◆ Task instructions ◆
Copy the entries below word for word, from the line containing "legend-item-restauration: indice des" to the line containing "svg-text:janv-10: janv-10 bbox=[338, 377, 373, 412]", including both of those lines.

◆ Input material ◆
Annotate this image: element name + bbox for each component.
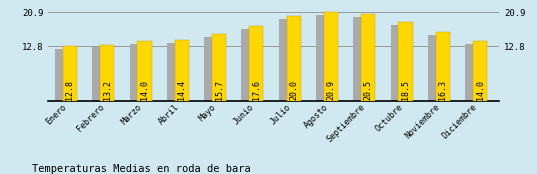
Bar <box>353 17 366 101</box>
Bar <box>249 26 264 101</box>
Text: 14.0: 14.0 <box>140 80 149 100</box>
Bar <box>63 46 77 101</box>
Bar <box>279 19 292 101</box>
Text: Temperaturas Medias en roda de bara: Temperaturas Medias en roda de bara <box>32 164 251 174</box>
Text: 13.2: 13.2 <box>103 80 112 100</box>
Text: 12.8: 12.8 <box>66 80 75 100</box>
Bar <box>55 49 68 101</box>
Text: 20.0: 20.0 <box>289 80 298 100</box>
Bar <box>212 34 226 101</box>
Text: 20.5: 20.5 <box>364 80 373 100</box>
Bar <box>436 32 450 101</box>
Text: 14.4: 14.4 <box>177 80 186 100</box>
Text: 17.6: 17.6 <box>252 80 261 100</box>
Bar <box>398 22 412 101</box>
Text: 14.0: 14.0 <box>476 80 484 100</box>
Bar <box>465 44 478 101</box>
Bar <box>361 14 375 101</box>
Bar <box>473 41 487 101</box>
Bar <box>92 47 105 101</box>
Text: 16.3: 16.3 <box>438 80 447 100</box>
Bar <box>390 25 403 101</box>
Bar <box>242 29 254 101</box>
Bar <box>204 37 217 101</box>
Text: 15.7: 15.7 <box>215 80 223 100</box>
Text: 20.9: 20.9 <box>326 80 336 100</box>
Bar <box>316 15 329 101</box>
Bar <box>129 44 142 101</box>
Bar <box>324 12 338 101</box>
Text: 18.5: 18.5 <box>401 80 410 100</box>
Bar <box>175 40 189 101</box>
Bar <box>287 16 301 101</box>
Bar <box>100 45 114 101</box>
Bar <box>428 35 441 101</box>
Bar <box>167 43 180 101</box>
Bar <box>137 41 151 101</box>
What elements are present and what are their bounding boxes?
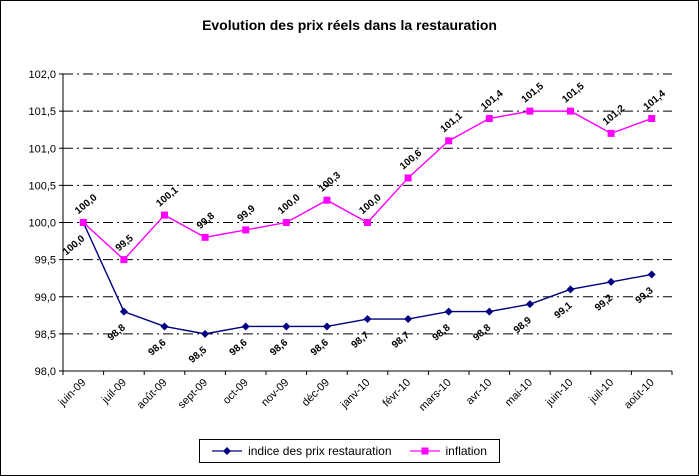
legend-item-restauration: indice des prix restauration bbox=[212, 444, 392, 458]
svg-text:98,9: 98,9 bbox=[512, 315, 534, 336]
legend-container: indice des prix restauration inflation bbox=[1, 439, 698, 463]
svg-text:févr-10: févr-10 bbox=[381, 377, 414, 410]
svg-text:98,6: 98,6 bbox=[228, 337, 250, 358]
svg-text:98,6: 98,6 bbox=[268, 337, 290, 358]
svg-text:101,0: 101,0 bbox=[28, 143, 56, 155]
svg-text:sept-09: sept-09 bbox=[176, 377, 210, 411]
svg-text:mars-10: mars-10 bbox=[417, 377, 454, 414]
svg-text:100,0: 100,0 bbox=[357, 192, 384, 217]
svg-text:98,8: 98,8 bbox=[471, 322, 493, 343]
svg-text:99,8: 99,8 bbox=[195, 210, 217, 231]
legend-item-inflation: inflation bbox=[409, 444, 487, 458]
svg-text:août-10: août-10 bbox=[622, 377, 657, 412]
svg-text:janv-10: janv-10 bbox=[338, 377, 373, 412]
legend: indice des prix restauration inflation bbox=[199, 439, 500, 463]
svg-text:101,1: 101,1 bbox=[439, 110, 466, 135]
svg-text:100,0: 100,0 bbox=[276, 192, 303, 217]
line-diamond-marker-icon bbox=[212, 447, 243, 455]
svg-text:99,1: 99,1 bbox=[552, 300, 574, 321]
svg-text:nov-09: nov-09 bbox=[259, 377, 291, 409]
svg-text:100,6: 100,6 bbox=[398, 147, 425, 172]
svg-text:101,4: 101,4 bbox=[642, 88, 669, 113]
svg-text:98,7: 98,7 bbox=[349, 330, 371, 351]
svg-text:101,5: 101,5 bbox=[28, 106, 56, 118]
svg-text:juin-09: juin-09 bbox=[56, 377, 89, 410]
svg-text:99,3: 99,3 bbox=[634, 285, 656, 306]
svg-text:juin-10: juin-10 bbox=[543, 377, 576, 410]
svg-text:98,8: 98,8 bbox=[106, 322, 128, 343]
svg-text:juil-09: juil-09 bbox=[99, 377, 129, 407]
legend-label-restauration: indice des prix restauration bbox=[248, 444, 392, 458]
svg-text:99,2: 99,2 bbox=[593, 292, 615, 313]
svg-text:101,5: 101,5 bbox=[560, 81, 587, 106]
svg-text:août-09: août-09 bbox=[135, 377, 170, 412]
svg-text:avr-10: avr-10 bbox=[464, 377, 495, 408]
svg-text:98,6: 98,6 bbox=[309, 337, 331, 358]
svg-text:98,8: 98,8 bbox=[431, 322, 453, 343]
svg-text:101,5: 101,5 bbox=[520, 81, 547, 106]
svg-text:100,0: 100,0 bbox=[28, 218, 56, 230]
svg-text:102,0: 102,0 bbox=[28, 69, 56, 81]
svg-text:99,5: 99,5 bbox=[35, 255, 56, 267]
svg-text:100,5: 100,5 bbox=[28, 180, 56, 192]
chart-title: Evolution des prix réels dans la restaur… bbox=[202, 17, 497, 33]
svg-text:100,0: 100,0 bbox=[61, 233, 88, 258]
svg-text:98,0: 98,0 bbox=[35, 366, 56, 378]
svg-text:100,1: 100,1 bbox=[154, 185, 181, 210]
svg-text:mai-10: mai-10 bbox=[503, 377, 535, 409]
svg-text:98,5: 98,5 bbox=[187, 344, 209, 365]
svg-text:oct-09: oct-09 bbox=[221, 377, 251, 407]
svg-text:98,5: 98,5 bbox=[35, 329, 56, 341]
svg-text:99,0: 99,0 bbox=[35, 292, 56, 304]
svg-text:100,3: 100,3 bbox=[317, 170, 344, 195]
svg-text:juil-10: juil-10 bbox=[586, 377, 616, 407]
svg-text:99,9: 99,9 bbox=[236, 203, 258, 224]
svg-text:101,4: 101,4 bbox=[479, 88, 506, 113]
legend-label-inflation: inflation bbox=[445, 444, 487, 458]
svg-text:déc-09: déc-09 bbox=[300, 377, 332, 409]
svg-text:100,0: 100,0 bbox=[73, 192, 100, 217]
svg-text:101,2: 101,2 bbox=[601, 103, 628, 128]
line-square-marker-icon bbox=[409, 447, 440, 455]
svg-text:98,6: 98,6 bbox=[146, 337, 168, 358]
svg-text:98,7: 98,7 bbox=[390, 330, 412, 351]
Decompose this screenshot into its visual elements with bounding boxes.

◆ Result of the exercise ◆
legend-item-restauration: indice des prix restauration bbox=[212, 444, 392, 458]
svg-text:98,9: 98,9 bbox=[512, 315, 534, 336]
legend-container: indice des prix restauration inflation bbox=[1, 439, 698, 463]
svg-text:févr-10: févr-10 bbox=[381, 377, 414, 410]
svg-text:98,6: 98,6 bbox=[228, 337, 250, 358]
svg-text:98,6: 98,6 bbox=[268, 337, 290, 358]
svg-text:101,0: 101,0 bbox=[28, 143, 56, 155]
svg-text:sept-09: sept-09 bbox=[176, 377, 210, 411]
svg-text:mars-10: mars-10 bbox=[417, 377, 454, 414]
svg-text:100,0: 100,0 bbox=[357, 192, 384, 217]
svg-text:98,8: 98,8 bbox=[471, 322, 493, 343]
svg-text:99,8: 99,8 bbox=[195, 210, 217, 231]
legend-item-inflation: inflation bbox=[409, 444, 487, 458]
svg-text:août-10: août-10 bbox=[622, 377, 657, 412]
svg-text:janv-10: janv-10 bbox=[338, 377, 373, 412]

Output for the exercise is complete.